>> BEGIN Available data

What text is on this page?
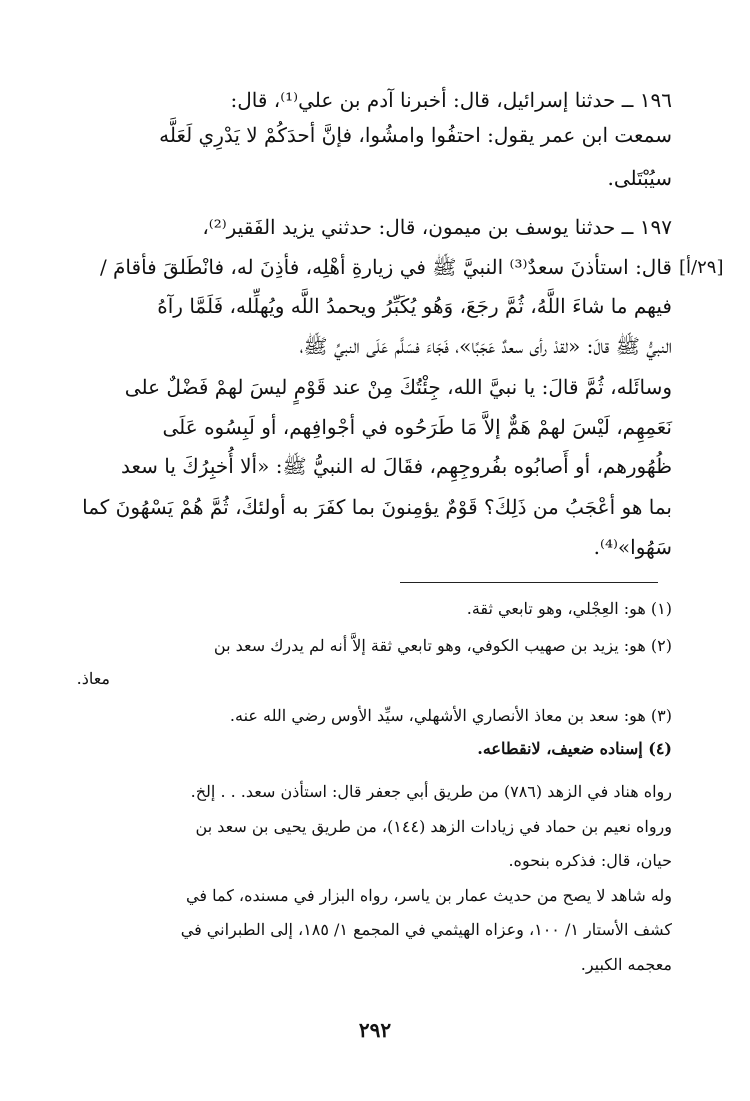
١٩٦ ــ حدثنا إسرائيل، قال: أخبرنا آدم بن علي⁽¹⁾، قال:
سمعت ابن عمر يقول: احتفُوا وامشُوا، فإنَّ أحدَكُمْ لا يَدْرِي لَعَلَّه
سيُبْتَلى.
١٩٧ ــ حدثنا يوسف بن ميمون، قال: حدثني يزيد الفَقير⁽²⁾،
[٢٩/أ]
قال: استأذنَ سعدٌ⁽³⁾ النبيَّ ﷺ في زيارةِ أهْلِه، فأذِنَ له، فانْطَلقَ فأقامَ /
فيهم ما شاءَ اللَّهُ، ثُمَّ رجَعَ، وَهُو يُكَبِّرُ ويحمدُ اللَّه ويُهلِّله، فَلَمَّا رآهُ
النبيُّ ﷺ قالَ: «لقدْ رأى سعدٌ عَجَبًا»، فَجَاءَ فسَلَّم عَلَى النبيِّ ﷺ،
وسائَله، ثُمَّ قالَ: يا نبيَّ الله، جِئْتُكَ مِنْ عند قَوْمٍ ليسَ لهمْ فَضْلٌ على
نَعَمِهِم، لَيْسَ لهمْ هَمٌّ إلاَّ مَا طَرَحُوه في أجْوافِهم، أو لَبِسُوه عَلَى
ظُهُورهم، أو أَصابُوه بفُروجِهِم، فقَالَ له النبيُّ ﷺ: «ألا أُخبِرُكَ يا سعد
بما هو أعْجَبُ من ذَلِكَ؟ قَوْمٌ يؤمِنونَ بما كفَرَ به أولئكَ، ثُمَّ هُمْ يَسْهُونَ كما
سَهُوا»⁽⁴⁾.
(١) هو: العِجْلي، وهو تابعي ثقة.
(٢) هو: يزيد بن صهيب الكوفي، وهو تابعي ثقة إلاَّ أنه لم يدرك سعد بن
معاذ.
(٣) هو: سعد بن معاذ الأنصاري الأشهلي، سيِّد الأوس رضي الله عنه.
(٤) إسناده ضعيف، لانقطاعه.
رواه هناد في الزهد (٧٨٦) من طريق أبي جعفر قال: استأذن سعد. . . إلخ.
ورواه نعيم بن حماد في زيادات الزهد (١٤٤)، من طريق يحيى بن سعد بن
حيان، قال: فذكره بنحوه.
وله شاهد لا يصح من حديث عمار بن ياسر، رواه البزار في مسنده، كما في
كشف الأستار ١/ ١٠٠، وعزاه الهيثمي في المجمع ١/ ١٨٥، إلى الطبراني في
معجمه الكبير.
٢٩٢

>> END Available data

» **Task description**: Which lines in the records above contain the string "يزيد"? Copy each one.

» **Task solution**:
١٩٧ ــ حدثنا يوسف بن ميمون، قال: حدثني يزيد الفَقير⁽²⁾،
(٢) هو: يزيد بن صهيب الكوفي، وهو تابعي ثقة إلاَّ أنه لم يدرك سعد بن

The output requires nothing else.